-- Trecho citado --
*****

Apesar da determinação do ministro Flávio Dino, do Supremo Tribunal Federal (STF), para que a Controladoria-Geral da União (CGU) faça um pente-fino em “de todos os repasses de emendas PIX” que beneficiaram ONGs ao longo dos últimos quatro anos, o trabalho de auditoria da CGU deve se limitar, pelo menos neste momento, a uma amostra de apenas dez entidades espalhadas em sete Estados.
Em 1º de agosto, Dino determinou que as “emendas pix” realizadas entre 2020 a 2024 e direcionadas para ONGs deveriam seguir os requisitos de transparência e serem auditadas pela CGU em um prazo de 90 dias, que se esgotou em 30 de outubro. Depois, em 14 de agosto, o ministro suspendeu as emendas até que o Congresso as reformulasse e criasse mecanismos de fiscalização e rastreabilidade, o que ainda não aconteceu.
As emendas pix, contestadas em ações no STF movidas pelo PSOL e pela Associação Brasileira de Jornalismo Investigativo (Abraji), permitem que cada parlamentar indique valores para as contas de prefeituras e Estados, que podem usar a verba como bem entenderem.
“Não é uma luta fácil: auditar emendas pix é auditar a base que dá sustentação para o governo”, diz uma fonte que conhece os bastidores do caso.
Segundo técnicos do governo ouvidos pela coluna, a decisão de Flávio Dino abriu uma janela de oportunidade para fiscalizar esses repasses bilionários, mas há dúvidas sobre até onde vai esse comprometimento da cúpula do órgão em auditar as emendas com a profundidade e a extensão necessárias.
O resultado destas eleições confirmou o impacto das “emendas pix” no tabuleiro político regional. Como informou o GLOBO, nos 112 municípios que mais receberam recursos desse tipo, 105 reelegeram seus prefeitos, um índice de 93,7%.
Critérios da fiscalização
Mesmo delimitando o universo amostral para apenas 10 ONGs de um universo de 272 entidades que poderiam ser fiscalizadas, o governo Lula não conseguiu cumprir o prazo de 90 dias determinado por Dino, relator das ações que tramitam no STF contra as “emendas pix”.
Na última quinta-feira (31), o ministro do STF atendeu a um pedido do governo Lula para prorrogá-lo – agora, a CGU tem até o dia 11 de novembro para apresentar o trabalho.

*****

(Itens do conjunto de dados)

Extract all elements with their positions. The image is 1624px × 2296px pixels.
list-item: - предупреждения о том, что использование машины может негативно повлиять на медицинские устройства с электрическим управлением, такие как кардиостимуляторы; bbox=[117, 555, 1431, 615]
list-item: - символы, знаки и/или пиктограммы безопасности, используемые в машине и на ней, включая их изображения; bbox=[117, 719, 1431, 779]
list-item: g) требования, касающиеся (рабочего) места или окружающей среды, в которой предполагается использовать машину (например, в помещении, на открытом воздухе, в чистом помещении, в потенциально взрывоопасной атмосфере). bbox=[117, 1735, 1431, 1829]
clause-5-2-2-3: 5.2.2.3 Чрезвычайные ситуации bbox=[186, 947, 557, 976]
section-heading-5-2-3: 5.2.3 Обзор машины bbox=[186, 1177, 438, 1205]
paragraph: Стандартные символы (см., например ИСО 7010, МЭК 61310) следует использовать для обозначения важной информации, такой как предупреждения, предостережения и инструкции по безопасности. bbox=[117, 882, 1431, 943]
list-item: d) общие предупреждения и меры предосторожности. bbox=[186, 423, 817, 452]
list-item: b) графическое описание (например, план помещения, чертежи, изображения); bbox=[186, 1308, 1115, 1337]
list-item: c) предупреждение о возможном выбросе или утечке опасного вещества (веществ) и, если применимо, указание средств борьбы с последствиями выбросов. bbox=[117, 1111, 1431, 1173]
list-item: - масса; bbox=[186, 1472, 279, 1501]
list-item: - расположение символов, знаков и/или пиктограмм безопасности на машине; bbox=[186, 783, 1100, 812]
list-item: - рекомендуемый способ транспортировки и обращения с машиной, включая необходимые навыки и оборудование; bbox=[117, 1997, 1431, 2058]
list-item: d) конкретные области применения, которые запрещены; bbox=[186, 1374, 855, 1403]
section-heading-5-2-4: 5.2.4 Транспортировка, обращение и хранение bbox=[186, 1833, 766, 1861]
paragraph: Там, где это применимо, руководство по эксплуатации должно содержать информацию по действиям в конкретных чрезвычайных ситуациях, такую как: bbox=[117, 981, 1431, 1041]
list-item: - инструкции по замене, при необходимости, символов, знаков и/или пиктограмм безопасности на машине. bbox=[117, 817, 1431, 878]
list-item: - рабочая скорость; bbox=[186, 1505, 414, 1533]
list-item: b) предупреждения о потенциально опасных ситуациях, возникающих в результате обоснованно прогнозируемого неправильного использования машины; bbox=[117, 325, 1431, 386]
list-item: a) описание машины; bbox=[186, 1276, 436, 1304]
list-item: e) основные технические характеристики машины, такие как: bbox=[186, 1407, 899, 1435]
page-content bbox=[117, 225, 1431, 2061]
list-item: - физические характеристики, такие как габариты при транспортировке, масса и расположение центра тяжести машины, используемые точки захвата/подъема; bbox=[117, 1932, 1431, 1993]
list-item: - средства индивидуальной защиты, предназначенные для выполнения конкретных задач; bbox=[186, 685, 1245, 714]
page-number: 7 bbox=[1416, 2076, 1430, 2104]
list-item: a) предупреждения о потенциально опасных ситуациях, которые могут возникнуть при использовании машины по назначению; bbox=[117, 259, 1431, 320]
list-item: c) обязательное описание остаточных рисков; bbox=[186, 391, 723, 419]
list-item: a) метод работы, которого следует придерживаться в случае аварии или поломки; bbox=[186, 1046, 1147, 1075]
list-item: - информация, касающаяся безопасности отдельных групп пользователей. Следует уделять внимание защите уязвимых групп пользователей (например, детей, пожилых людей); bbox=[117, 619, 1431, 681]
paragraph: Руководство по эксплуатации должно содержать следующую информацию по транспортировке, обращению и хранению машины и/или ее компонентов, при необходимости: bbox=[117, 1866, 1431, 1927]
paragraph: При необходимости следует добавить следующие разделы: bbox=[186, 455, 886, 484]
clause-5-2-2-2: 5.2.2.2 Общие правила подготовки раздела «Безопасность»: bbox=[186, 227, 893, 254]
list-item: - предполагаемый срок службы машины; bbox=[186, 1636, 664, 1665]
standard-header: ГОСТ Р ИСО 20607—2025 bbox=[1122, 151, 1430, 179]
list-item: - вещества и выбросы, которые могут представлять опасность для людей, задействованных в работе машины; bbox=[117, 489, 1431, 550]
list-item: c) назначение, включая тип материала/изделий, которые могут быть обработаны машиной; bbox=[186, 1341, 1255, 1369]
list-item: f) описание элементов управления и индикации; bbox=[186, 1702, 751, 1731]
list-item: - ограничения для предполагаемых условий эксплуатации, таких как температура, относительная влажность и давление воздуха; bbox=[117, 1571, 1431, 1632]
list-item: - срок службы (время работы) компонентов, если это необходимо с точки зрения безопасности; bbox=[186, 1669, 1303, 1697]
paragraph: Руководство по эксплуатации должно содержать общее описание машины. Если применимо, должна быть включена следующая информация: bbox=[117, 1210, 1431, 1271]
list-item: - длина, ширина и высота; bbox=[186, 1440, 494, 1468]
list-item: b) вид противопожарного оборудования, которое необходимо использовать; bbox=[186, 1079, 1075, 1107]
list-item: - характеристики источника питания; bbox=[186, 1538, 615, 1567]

*****

-- Exercícios --
**A.** Reescreva em forma de lista, de modo mais breve, o parágrafo do texto sobre as emendas pix que começa com "Em 1º de agosto", mantendo os fatos principais.
**B.** Responda com base no texto sobre as emendas pix, uma resposta por linha:
(i) Quantas entidades compõem a amostra da auditoria da CGU, e em quantos Estados elas estão?
(ii) Quem moveu as ações no STF que contestam as emendas pix?
(iii) Até que data a CGU tem agora para apresentar o trabalho?
**C.** Dê continuidade ao texto sobre as emendas pix a partir do ponto em que ele termina.
Os registros são um material separado do texto.

-- Respostas em ordem --
**A.**
- Em 1º de agosto, Dino determinou que as emendas pix destinadas a ONGs entre 2020 e 2024 seguissem requisitos de transparência e fossem auditadas pela CGU em 90 dias.
- Esse prazo terminou em 30 de outubro.
- Em 14 de agosto, o ministro suspendeu as emendas até que o Congresso as reformulasse e criasse mecanismos de fiscalização e rastreabilidade.
- Isso ainda não aconteceu.

**B.**
(i) Dez entidades, espalhadas em sete Estados.
(ii) O PSOL e a Associação Brasileira de Jornalismo Investigativo (Abraji).
(iii) Até 11 de novembro.

**C.**
Segundo a equipe da coluna apurou, a CGU está se debruçando sobre duas ONGs de cada região brasileira, focando as que mais receberam recursos via “emenda pix” de cada parte do país. Mas o número da amostra é considerado muito baixo por técnicos ouvidos reservadamente pelo blog, que avaliam que o recorte não permite uma opinião muito aprofundada e completa, apesar da gravidade da questão.
O trabalho de avaliação da CGU foca no processo de seleção das ONGs, na adequação dos projetos firmados, na regularidade das compras realizadas, no monitoramento da parceria e na avaliação da transparência. As atividades incluem análise de documentos, visitas in loco de auditores e entrevistas com funcionários das ONGs.
Técnicos da CGU ouvidos pelo blog ponderam que são várias as demandas do STF. “Auditar as “emendas pix” direcionadas para ONGs é uma das determinações do Flávio Dino. Além disso, a CGU também está realizando neste momento outra auditoria sobre as emendas do chamado ‘orçamento secreto’. E, depois de finalizadas essas duas mais urgentes, que possuem prazos estipulados pelo STF, ainda teremos que auditar as ‘emendas pix’ de forma geral – e não apenas as direcionadas para ONGs”.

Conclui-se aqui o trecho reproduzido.